= EXERCISE AIM =
Go through the records and extract every line with the word "Analysis".

--- START OF TASK MATERIAL ---

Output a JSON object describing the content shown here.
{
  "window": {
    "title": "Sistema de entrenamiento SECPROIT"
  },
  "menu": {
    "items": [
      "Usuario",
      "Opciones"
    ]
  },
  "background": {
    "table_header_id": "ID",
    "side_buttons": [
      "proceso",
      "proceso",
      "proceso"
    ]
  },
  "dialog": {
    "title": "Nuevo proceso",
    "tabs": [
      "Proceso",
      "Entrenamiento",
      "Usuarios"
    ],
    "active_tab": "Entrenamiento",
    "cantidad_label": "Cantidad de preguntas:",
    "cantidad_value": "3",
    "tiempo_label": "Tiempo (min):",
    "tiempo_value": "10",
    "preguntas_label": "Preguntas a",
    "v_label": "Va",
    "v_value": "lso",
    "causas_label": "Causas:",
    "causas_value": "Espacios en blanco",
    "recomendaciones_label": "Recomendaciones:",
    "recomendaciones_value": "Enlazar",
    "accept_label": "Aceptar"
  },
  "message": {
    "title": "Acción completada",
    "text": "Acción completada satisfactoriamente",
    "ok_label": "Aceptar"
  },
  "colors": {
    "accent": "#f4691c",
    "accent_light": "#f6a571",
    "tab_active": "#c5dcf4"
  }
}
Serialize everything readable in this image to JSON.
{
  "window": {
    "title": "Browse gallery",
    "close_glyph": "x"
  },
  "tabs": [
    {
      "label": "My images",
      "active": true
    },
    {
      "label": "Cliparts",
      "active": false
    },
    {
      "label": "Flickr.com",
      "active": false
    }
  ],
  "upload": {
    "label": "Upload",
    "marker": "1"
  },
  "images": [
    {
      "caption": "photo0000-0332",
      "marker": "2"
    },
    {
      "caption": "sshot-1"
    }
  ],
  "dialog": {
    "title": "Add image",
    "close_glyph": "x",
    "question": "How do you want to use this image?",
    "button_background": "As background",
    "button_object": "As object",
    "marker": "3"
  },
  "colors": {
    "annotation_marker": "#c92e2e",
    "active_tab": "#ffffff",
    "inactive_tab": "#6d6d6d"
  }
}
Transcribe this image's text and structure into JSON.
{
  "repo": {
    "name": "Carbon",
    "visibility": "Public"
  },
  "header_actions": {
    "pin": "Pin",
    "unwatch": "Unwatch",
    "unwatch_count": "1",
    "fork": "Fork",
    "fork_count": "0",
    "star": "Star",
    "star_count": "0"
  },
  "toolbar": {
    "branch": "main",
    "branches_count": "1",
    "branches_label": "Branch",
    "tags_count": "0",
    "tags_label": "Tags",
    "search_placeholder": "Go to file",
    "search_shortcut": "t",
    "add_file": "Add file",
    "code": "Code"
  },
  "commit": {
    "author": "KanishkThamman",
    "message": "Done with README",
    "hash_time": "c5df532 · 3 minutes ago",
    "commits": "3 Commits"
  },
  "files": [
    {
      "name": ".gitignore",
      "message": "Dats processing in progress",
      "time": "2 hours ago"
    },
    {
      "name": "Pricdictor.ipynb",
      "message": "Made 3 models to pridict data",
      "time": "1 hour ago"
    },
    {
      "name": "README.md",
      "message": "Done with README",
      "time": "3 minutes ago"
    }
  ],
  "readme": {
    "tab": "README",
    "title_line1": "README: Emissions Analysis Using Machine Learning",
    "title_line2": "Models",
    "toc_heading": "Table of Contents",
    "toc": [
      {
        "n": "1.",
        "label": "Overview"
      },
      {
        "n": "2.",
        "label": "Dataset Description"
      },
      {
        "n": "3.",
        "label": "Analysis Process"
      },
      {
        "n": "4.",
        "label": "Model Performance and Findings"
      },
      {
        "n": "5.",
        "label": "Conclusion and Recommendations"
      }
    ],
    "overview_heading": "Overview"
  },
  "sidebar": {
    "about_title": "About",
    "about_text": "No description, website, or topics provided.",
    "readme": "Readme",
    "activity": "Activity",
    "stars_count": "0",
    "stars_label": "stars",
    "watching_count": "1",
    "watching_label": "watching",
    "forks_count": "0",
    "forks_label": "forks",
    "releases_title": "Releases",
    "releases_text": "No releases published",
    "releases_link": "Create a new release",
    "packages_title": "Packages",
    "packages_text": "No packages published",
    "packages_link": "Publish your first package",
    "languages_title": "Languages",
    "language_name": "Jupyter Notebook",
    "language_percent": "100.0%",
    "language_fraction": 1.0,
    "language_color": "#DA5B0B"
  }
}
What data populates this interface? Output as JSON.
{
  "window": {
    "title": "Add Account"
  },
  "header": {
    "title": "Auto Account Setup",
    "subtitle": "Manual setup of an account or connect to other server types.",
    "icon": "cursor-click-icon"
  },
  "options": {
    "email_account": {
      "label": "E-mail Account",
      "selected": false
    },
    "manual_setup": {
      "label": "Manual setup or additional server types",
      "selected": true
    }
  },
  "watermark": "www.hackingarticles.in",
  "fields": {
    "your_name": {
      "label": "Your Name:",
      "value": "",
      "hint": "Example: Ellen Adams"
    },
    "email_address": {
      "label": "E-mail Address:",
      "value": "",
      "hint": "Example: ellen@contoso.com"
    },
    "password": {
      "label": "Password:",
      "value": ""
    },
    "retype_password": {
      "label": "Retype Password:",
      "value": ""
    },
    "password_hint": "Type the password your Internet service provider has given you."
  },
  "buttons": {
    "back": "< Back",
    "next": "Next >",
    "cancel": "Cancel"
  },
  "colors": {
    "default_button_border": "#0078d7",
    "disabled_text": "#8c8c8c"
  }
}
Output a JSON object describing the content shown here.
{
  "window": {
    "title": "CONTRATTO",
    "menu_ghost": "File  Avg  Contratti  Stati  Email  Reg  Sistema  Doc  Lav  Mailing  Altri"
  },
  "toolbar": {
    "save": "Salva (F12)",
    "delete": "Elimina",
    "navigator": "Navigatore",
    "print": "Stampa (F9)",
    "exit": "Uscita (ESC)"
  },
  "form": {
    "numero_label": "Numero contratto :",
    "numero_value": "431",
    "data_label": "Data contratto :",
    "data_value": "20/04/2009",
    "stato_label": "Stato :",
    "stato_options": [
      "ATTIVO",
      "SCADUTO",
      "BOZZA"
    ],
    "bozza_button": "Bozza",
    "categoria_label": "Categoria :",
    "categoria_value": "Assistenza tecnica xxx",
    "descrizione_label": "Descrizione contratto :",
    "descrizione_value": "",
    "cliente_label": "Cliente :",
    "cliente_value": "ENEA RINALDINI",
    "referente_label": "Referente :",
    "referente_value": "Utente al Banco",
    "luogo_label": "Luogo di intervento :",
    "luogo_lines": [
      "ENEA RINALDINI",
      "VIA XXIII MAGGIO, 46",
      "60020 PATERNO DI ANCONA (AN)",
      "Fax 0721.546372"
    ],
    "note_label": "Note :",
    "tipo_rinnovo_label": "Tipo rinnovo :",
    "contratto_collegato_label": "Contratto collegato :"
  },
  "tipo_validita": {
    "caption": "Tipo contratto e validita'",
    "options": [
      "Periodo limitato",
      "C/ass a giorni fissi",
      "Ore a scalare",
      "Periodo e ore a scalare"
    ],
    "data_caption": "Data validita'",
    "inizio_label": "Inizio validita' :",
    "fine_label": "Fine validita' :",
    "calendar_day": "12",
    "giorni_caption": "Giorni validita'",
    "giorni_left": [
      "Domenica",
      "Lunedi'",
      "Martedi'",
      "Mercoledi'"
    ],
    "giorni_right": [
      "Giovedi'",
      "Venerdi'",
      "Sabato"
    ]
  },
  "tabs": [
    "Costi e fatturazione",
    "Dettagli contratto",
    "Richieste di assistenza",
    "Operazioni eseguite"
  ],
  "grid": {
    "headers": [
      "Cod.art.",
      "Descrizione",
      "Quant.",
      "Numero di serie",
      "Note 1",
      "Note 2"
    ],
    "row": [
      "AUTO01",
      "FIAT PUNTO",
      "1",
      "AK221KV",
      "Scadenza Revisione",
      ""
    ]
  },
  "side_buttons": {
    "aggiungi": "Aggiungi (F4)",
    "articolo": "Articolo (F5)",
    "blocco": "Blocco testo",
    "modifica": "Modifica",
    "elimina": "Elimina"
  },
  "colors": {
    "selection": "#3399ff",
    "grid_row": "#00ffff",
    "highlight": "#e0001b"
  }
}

--- END OF TASK MATERIAL ---

= RESPONSE =
    "title_line1": "README: Emissions Analysis Using Machine Learning",
        "label": "Analysis Process"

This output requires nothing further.